* **WHAT TO DO**:
Spot each line in the records below where the word "اليوم" occurs, then copy it.

____________

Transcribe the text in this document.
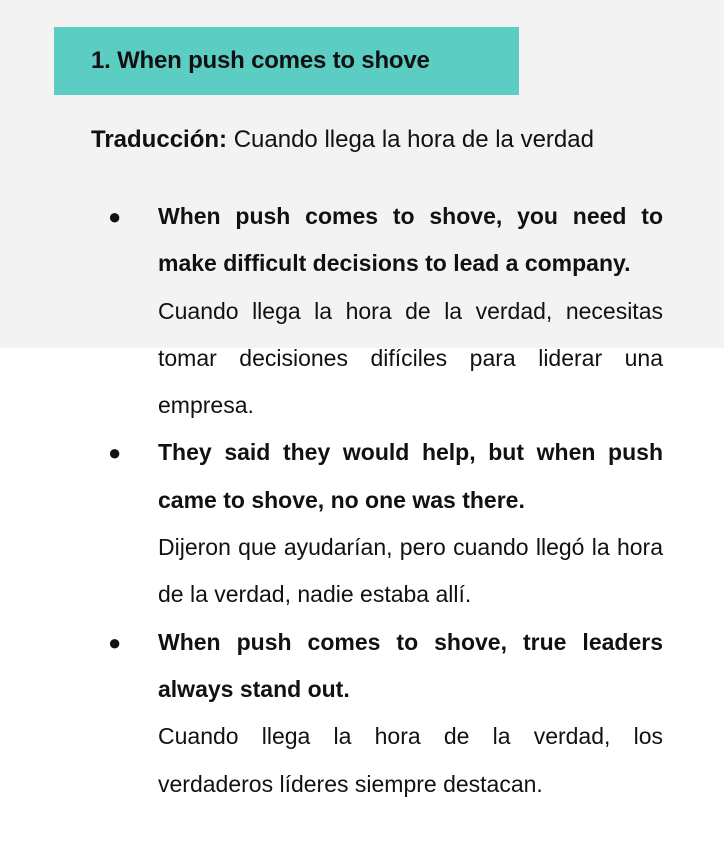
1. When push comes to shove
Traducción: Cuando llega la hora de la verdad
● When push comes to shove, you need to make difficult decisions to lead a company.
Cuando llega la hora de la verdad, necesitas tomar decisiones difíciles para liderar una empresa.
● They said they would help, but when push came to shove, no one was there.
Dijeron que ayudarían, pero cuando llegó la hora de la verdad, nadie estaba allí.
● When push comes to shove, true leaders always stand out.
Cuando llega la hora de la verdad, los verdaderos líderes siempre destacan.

____________

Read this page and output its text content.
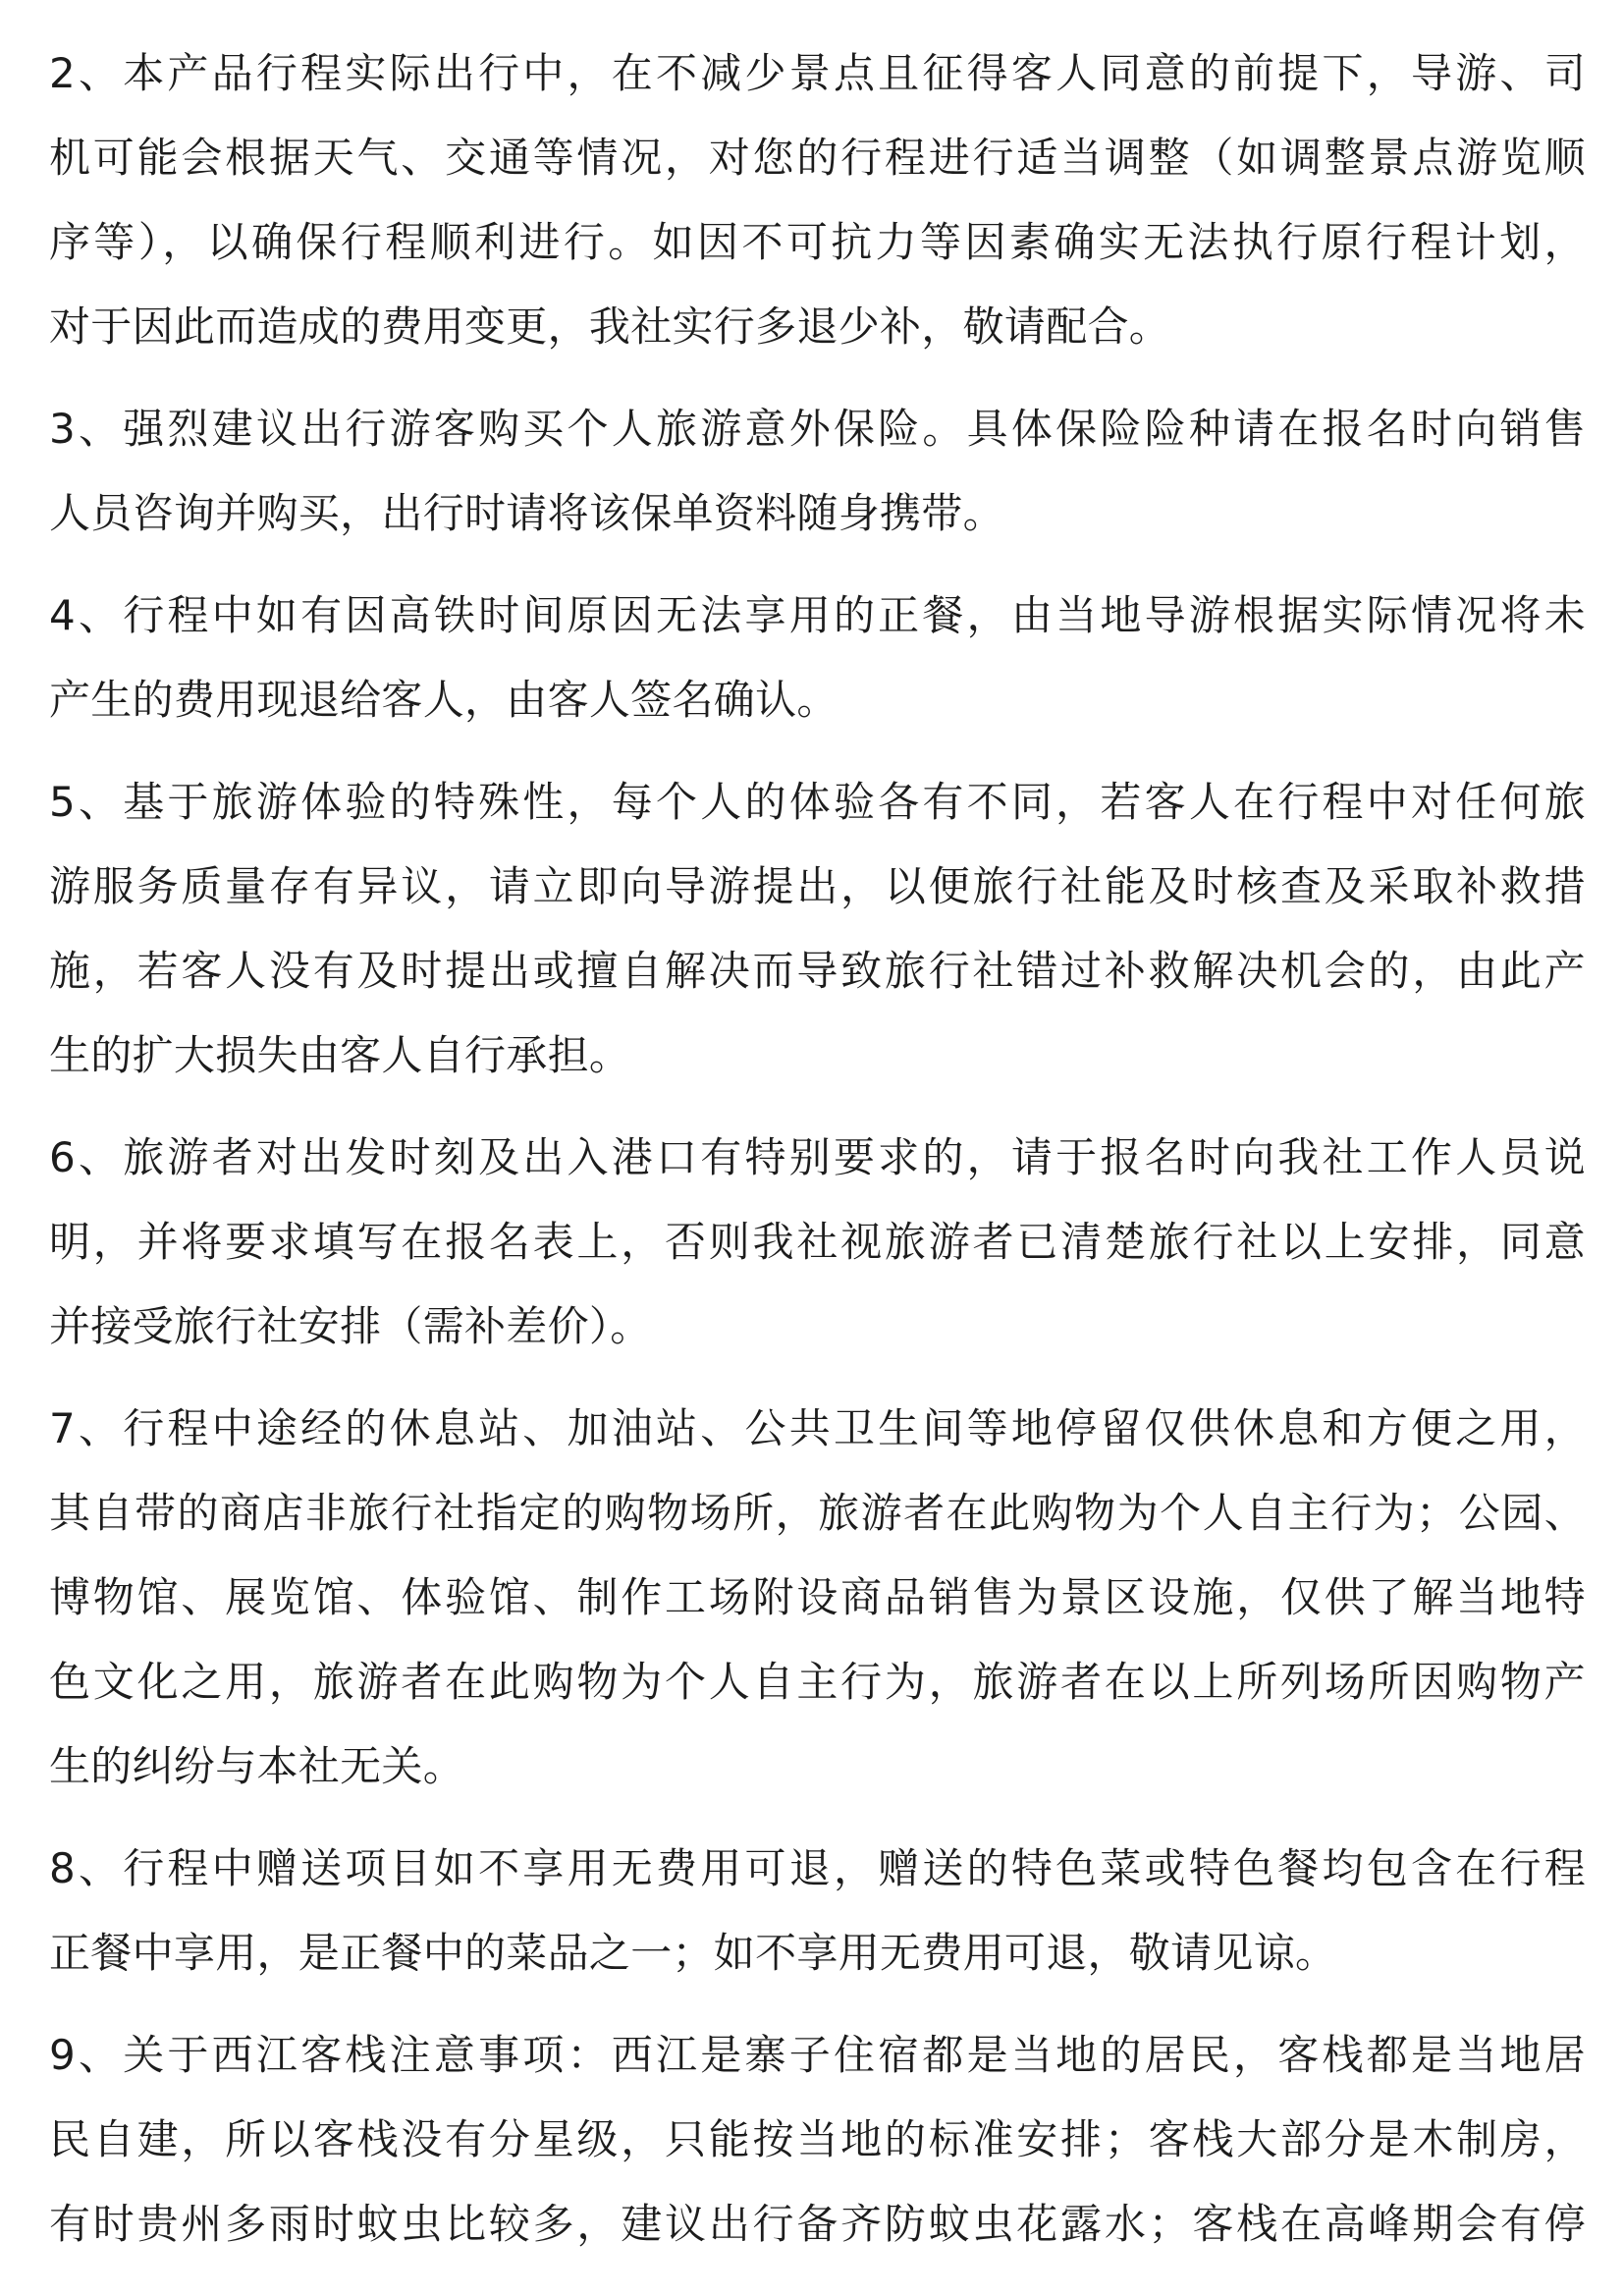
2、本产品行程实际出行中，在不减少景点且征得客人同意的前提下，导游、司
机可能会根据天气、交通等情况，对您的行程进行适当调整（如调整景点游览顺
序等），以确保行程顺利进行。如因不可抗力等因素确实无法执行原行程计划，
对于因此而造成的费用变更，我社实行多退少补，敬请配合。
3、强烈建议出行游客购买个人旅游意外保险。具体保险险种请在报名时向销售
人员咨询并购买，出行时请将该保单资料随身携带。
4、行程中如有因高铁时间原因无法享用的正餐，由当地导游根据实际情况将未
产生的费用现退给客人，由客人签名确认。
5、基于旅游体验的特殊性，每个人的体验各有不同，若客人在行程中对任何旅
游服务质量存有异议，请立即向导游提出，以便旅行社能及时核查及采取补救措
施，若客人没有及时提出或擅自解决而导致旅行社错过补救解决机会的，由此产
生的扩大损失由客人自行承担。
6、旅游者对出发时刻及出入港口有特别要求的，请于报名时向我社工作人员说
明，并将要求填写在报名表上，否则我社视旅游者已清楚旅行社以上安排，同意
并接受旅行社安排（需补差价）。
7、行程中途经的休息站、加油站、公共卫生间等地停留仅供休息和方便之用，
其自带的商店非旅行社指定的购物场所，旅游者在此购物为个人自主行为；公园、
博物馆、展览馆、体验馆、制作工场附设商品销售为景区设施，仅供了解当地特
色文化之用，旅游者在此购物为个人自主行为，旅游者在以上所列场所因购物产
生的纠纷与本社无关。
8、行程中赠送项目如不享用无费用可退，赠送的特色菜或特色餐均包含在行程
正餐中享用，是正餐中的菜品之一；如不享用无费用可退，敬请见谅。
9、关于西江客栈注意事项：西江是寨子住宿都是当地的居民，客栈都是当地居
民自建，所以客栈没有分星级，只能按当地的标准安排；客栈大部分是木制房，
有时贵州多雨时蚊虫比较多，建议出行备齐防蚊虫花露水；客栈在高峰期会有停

____________

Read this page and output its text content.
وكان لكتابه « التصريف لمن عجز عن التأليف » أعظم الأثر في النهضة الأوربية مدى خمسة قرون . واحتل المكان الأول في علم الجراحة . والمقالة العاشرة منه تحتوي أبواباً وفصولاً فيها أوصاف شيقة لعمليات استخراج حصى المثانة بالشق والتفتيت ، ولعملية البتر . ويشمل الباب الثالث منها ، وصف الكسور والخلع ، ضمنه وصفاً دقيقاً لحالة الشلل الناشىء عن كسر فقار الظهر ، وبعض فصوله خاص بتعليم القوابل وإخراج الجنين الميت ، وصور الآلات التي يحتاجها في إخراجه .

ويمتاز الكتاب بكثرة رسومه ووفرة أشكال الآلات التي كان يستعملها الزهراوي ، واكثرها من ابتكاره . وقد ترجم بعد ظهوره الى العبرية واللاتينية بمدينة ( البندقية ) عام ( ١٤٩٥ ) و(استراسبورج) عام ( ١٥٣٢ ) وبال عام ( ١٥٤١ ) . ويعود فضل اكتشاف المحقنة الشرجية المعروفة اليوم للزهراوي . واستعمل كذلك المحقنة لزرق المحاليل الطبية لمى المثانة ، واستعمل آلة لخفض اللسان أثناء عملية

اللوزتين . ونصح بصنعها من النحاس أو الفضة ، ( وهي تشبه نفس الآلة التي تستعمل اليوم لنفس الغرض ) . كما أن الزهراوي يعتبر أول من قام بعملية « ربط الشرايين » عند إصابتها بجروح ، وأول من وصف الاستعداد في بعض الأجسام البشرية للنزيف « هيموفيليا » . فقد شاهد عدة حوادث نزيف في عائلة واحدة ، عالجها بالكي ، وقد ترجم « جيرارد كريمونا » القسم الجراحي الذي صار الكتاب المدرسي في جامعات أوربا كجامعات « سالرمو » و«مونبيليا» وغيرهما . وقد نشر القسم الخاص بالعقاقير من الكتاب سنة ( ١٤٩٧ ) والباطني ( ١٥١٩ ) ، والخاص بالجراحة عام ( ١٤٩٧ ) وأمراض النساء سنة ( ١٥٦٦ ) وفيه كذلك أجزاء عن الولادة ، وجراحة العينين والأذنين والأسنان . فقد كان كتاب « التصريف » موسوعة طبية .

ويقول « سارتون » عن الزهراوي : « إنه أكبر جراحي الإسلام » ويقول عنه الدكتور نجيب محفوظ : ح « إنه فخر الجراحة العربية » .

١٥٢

____________

* **ANSWER TO THE EXERCISE**:
ويمتاز الكتاب بكثرة رسومه ووفرة أشكال الآلات التي كان يستعملها الزهراوي ، واكثرها من ابتكاره . وقد ترجم بعد ظهوره الى العبرية واللاتينية بمدينة ( البندقية ) عام ( ١٤٩٥ ) و(استراسبورج) عام ( ١٥٣٢ ) وبال عام ( ١٥٤١ ) . ويعود فضل اكتشاف المحقنة الشرجية المعروفة اليوم للزهراوي . واستعمل كذلك المحقنة لزرق المحاليل الطبية لمى المثانة ، واستعمل آلة لخفض اللسان أثناء عملية
اللوزتين . ونصح بصنعها من النحاس أو الفضة ، ( وهي تشبه نفس الآلة التي تستعمل اليوم لنفس الغرض ) . كما أن الزهراوي يعتبر أول من قام بعملية « ربط الشرايين » عند إصابتها بجروح ، وأول من وصف الاستعداد في بعض الأجسام البشرية للنزيف « هيموفيليا » . فقد شاهد عدة حوادث نزيف في عائلة واحدة ، عالجها بالكي ، وقد ترجم « جيرارد كريمونا » القسم الجراحي الذي صار الكتاب المدرسي في جامعات أوربا كجامعات « سالرمو » و«مونبيليا» وغيرهما . وقد نشر القسم الخاص بالعقاقير من الكتاب سنة ( ١٤٩٧ ) والباطني ( ١٥١٩ ) ، والخاص بالجراحة عام ( ١٤٩٧ ) وأمراض النساء سنة ( ١٥٦٦ ) وفيه كذلك أجزاء عن الولادة ، وجراحة العينين والأذنين والأسنان . فقد كان كتاب « التصريف » موسوعة طبية .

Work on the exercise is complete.